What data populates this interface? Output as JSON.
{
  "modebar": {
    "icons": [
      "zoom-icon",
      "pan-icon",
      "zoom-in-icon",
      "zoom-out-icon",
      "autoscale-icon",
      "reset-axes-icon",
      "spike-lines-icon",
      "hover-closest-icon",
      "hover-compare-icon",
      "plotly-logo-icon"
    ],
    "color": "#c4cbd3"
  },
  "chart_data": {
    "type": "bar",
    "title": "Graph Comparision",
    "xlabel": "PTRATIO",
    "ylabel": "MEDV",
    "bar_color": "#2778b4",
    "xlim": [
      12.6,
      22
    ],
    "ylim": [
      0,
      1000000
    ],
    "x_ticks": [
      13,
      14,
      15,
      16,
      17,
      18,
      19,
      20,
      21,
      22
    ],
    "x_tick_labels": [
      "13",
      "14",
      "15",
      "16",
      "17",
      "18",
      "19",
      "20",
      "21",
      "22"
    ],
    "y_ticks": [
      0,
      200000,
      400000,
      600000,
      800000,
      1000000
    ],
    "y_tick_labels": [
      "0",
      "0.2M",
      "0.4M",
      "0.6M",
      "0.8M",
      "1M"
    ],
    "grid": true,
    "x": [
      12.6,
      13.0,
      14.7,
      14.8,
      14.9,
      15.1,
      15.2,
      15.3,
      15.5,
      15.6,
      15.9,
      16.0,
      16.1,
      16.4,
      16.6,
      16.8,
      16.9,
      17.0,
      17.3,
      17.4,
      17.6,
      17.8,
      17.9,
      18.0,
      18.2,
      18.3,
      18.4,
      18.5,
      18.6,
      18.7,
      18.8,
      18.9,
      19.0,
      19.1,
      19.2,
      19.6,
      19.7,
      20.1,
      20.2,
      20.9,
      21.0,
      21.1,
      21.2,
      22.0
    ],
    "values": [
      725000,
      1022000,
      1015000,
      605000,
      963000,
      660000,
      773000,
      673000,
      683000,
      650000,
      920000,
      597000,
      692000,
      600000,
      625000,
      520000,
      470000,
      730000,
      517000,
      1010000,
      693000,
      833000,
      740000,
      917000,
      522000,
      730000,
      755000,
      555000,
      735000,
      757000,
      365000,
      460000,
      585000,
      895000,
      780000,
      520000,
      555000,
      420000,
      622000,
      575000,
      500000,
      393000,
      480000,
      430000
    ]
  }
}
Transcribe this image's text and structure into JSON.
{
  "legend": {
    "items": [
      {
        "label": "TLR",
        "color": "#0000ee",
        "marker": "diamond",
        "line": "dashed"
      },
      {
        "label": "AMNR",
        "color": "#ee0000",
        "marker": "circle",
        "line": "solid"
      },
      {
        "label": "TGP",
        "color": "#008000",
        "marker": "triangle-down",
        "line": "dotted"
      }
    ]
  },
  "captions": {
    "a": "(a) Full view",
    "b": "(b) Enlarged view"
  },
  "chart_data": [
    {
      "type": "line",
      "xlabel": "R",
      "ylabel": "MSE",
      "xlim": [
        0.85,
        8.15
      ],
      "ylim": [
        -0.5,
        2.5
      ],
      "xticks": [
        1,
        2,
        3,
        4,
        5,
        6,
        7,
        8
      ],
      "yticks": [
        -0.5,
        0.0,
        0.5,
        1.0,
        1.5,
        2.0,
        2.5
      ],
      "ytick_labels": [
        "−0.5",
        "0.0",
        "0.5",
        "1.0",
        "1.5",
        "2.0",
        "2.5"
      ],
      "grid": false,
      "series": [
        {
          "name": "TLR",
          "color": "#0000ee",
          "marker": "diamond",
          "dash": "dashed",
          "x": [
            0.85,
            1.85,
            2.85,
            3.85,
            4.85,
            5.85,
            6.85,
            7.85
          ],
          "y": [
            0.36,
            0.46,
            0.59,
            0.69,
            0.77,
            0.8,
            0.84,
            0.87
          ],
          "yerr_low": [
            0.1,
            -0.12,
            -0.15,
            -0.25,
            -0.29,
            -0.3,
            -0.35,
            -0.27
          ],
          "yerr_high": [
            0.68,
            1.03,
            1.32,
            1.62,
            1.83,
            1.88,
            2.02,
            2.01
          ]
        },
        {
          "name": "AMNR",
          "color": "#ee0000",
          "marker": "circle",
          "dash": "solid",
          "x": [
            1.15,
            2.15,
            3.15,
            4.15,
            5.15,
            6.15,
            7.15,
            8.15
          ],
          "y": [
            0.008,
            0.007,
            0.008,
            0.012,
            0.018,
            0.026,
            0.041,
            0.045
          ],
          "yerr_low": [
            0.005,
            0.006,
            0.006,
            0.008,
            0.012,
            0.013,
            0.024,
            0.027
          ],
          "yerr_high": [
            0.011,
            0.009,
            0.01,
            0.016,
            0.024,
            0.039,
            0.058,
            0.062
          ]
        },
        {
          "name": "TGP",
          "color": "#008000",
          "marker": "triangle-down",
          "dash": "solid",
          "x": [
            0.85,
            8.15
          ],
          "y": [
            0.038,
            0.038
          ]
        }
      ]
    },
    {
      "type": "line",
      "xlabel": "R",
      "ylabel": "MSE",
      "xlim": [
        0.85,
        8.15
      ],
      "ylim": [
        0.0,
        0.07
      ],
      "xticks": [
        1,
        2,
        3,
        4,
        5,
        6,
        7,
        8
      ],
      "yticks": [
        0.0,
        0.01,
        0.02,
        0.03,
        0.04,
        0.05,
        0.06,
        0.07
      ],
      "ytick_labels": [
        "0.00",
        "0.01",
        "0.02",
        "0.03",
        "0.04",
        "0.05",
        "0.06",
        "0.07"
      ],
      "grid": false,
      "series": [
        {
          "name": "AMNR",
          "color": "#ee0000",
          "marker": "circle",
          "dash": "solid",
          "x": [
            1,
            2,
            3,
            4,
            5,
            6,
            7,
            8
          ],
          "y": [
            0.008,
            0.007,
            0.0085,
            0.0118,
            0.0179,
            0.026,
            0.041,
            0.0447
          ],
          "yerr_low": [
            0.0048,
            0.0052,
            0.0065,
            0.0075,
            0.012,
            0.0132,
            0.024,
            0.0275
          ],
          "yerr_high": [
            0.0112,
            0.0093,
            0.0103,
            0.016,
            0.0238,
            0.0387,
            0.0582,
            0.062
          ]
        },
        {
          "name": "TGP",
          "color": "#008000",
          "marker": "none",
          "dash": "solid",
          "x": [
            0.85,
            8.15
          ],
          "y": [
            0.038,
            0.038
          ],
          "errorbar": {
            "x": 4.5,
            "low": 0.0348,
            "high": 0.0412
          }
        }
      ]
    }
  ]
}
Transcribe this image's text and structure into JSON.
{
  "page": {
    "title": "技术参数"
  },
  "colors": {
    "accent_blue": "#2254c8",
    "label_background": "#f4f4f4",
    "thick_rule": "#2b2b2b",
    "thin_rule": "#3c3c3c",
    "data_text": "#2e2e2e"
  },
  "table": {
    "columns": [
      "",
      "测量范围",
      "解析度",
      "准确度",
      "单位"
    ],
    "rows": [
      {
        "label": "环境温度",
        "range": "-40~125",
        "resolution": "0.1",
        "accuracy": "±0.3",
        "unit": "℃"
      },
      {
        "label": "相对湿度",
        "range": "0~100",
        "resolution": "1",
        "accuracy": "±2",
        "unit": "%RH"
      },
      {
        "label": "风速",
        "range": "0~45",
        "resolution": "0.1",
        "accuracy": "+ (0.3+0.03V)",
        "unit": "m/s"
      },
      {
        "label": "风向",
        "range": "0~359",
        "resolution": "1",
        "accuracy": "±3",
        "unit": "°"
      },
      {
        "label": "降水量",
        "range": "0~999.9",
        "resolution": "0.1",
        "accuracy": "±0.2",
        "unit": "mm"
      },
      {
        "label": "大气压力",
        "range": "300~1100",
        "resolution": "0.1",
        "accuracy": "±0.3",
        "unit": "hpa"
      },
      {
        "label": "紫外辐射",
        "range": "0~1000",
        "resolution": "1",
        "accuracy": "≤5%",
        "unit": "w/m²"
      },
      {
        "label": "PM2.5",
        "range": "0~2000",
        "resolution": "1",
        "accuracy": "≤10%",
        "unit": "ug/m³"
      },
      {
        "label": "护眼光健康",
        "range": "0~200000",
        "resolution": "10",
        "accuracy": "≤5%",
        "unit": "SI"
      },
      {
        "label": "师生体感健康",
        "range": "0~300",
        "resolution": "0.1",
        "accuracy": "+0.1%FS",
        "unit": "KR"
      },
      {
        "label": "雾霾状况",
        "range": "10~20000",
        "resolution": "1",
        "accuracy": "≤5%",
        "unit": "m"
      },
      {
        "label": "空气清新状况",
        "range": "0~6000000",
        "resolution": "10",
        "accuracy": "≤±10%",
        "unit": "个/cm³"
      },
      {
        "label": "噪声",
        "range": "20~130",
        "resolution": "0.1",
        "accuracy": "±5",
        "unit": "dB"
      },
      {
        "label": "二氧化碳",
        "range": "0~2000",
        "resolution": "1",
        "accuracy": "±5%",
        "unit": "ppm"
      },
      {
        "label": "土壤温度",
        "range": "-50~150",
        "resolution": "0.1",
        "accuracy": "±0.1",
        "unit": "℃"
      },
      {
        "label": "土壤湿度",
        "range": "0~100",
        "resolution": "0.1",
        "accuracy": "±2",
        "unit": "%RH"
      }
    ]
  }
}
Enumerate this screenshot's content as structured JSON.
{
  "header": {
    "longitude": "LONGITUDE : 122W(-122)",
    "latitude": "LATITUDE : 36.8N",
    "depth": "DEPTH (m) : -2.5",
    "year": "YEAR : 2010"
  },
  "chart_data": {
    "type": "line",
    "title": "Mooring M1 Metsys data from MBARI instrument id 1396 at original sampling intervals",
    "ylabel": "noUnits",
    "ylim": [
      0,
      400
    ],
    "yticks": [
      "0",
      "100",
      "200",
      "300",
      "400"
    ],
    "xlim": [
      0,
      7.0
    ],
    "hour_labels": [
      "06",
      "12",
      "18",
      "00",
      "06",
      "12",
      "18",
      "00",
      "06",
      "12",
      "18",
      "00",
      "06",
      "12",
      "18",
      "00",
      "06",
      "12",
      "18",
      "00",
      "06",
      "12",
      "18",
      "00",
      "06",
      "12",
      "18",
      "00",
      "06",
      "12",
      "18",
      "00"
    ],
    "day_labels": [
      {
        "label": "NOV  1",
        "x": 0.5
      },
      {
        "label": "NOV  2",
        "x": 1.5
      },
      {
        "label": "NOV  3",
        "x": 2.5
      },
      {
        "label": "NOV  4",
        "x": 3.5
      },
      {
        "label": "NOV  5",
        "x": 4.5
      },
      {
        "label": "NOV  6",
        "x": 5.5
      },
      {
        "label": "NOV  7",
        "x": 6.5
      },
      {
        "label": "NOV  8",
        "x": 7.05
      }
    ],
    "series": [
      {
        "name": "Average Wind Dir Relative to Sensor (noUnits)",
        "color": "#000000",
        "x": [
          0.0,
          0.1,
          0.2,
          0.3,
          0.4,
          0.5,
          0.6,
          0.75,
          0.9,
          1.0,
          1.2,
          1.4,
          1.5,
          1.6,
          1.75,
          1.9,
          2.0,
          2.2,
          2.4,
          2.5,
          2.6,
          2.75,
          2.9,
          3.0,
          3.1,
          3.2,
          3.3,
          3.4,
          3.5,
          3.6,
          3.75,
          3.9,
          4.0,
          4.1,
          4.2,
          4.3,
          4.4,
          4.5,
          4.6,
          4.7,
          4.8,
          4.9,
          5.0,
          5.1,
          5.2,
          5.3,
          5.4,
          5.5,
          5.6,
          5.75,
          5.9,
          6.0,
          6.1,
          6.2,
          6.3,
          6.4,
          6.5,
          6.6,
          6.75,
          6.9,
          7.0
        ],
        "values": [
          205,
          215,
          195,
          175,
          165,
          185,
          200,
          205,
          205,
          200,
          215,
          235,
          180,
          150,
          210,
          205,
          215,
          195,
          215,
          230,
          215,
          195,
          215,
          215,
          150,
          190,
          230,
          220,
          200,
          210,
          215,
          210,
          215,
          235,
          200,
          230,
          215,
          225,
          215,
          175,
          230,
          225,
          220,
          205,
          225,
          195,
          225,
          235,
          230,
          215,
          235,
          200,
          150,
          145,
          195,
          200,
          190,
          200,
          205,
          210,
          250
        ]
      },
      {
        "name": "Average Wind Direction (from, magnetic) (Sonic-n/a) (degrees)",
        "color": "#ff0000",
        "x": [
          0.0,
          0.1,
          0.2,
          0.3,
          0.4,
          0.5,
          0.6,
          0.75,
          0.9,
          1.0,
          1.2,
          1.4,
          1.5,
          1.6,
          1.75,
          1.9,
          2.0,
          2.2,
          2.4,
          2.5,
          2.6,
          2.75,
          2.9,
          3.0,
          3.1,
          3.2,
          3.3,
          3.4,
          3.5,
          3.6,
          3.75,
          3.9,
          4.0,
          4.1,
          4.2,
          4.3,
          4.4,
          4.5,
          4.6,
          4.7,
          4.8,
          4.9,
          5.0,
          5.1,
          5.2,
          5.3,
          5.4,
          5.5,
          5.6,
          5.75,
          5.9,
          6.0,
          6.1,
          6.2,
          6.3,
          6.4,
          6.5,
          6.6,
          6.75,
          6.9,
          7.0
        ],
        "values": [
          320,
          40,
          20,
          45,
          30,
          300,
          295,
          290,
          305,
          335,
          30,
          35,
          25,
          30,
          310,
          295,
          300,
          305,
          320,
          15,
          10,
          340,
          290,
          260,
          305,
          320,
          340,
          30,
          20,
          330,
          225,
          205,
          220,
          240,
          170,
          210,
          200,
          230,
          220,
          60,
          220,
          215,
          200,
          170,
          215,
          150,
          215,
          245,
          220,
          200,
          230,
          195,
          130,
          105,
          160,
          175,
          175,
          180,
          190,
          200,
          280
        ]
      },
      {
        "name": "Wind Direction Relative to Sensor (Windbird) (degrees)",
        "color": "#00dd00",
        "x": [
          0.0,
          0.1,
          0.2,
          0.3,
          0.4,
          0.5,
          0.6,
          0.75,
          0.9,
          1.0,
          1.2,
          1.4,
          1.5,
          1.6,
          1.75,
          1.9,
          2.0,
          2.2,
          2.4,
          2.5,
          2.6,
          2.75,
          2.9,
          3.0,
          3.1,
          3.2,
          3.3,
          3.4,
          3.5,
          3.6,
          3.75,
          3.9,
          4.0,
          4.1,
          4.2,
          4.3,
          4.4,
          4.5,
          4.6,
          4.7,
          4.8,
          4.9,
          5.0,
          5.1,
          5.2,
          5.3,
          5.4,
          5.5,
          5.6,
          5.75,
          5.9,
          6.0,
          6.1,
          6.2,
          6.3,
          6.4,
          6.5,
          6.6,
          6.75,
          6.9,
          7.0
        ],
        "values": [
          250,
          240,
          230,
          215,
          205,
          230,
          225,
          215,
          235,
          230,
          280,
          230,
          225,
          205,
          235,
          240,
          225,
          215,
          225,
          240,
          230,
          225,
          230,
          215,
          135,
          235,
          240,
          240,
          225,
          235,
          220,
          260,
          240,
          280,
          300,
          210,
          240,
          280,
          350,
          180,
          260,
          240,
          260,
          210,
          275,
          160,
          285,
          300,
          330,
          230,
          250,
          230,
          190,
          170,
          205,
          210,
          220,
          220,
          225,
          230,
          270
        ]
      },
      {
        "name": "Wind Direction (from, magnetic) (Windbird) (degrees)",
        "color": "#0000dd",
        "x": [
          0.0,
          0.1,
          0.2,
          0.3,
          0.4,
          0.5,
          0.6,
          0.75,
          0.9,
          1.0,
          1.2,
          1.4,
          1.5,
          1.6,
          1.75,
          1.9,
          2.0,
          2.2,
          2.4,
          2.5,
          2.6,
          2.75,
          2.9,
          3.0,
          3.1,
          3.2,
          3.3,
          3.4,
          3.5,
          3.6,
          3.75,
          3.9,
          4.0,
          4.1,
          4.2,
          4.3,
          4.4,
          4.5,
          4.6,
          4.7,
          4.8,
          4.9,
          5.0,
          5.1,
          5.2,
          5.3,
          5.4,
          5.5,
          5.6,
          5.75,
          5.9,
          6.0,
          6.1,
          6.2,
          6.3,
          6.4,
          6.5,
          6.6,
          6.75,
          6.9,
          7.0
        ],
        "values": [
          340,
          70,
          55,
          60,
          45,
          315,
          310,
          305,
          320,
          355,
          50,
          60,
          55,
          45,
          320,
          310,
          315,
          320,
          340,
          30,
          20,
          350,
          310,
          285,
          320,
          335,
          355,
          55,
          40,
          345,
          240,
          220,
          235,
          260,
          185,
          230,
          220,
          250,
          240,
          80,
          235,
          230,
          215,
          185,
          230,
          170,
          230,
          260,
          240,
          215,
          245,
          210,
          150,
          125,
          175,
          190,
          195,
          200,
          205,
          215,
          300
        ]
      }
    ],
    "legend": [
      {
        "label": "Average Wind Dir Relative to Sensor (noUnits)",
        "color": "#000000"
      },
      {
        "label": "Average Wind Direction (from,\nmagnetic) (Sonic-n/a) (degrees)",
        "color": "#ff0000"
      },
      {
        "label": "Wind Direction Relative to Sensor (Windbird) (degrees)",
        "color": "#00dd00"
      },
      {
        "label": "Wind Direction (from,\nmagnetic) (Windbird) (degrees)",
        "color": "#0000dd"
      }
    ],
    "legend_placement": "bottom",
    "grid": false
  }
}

◆ JOB
From the entries above, select each line containing the string "triangle".

◆ OUTPUT
        "marker": "triangle-down",
          "marker": "triangle-down",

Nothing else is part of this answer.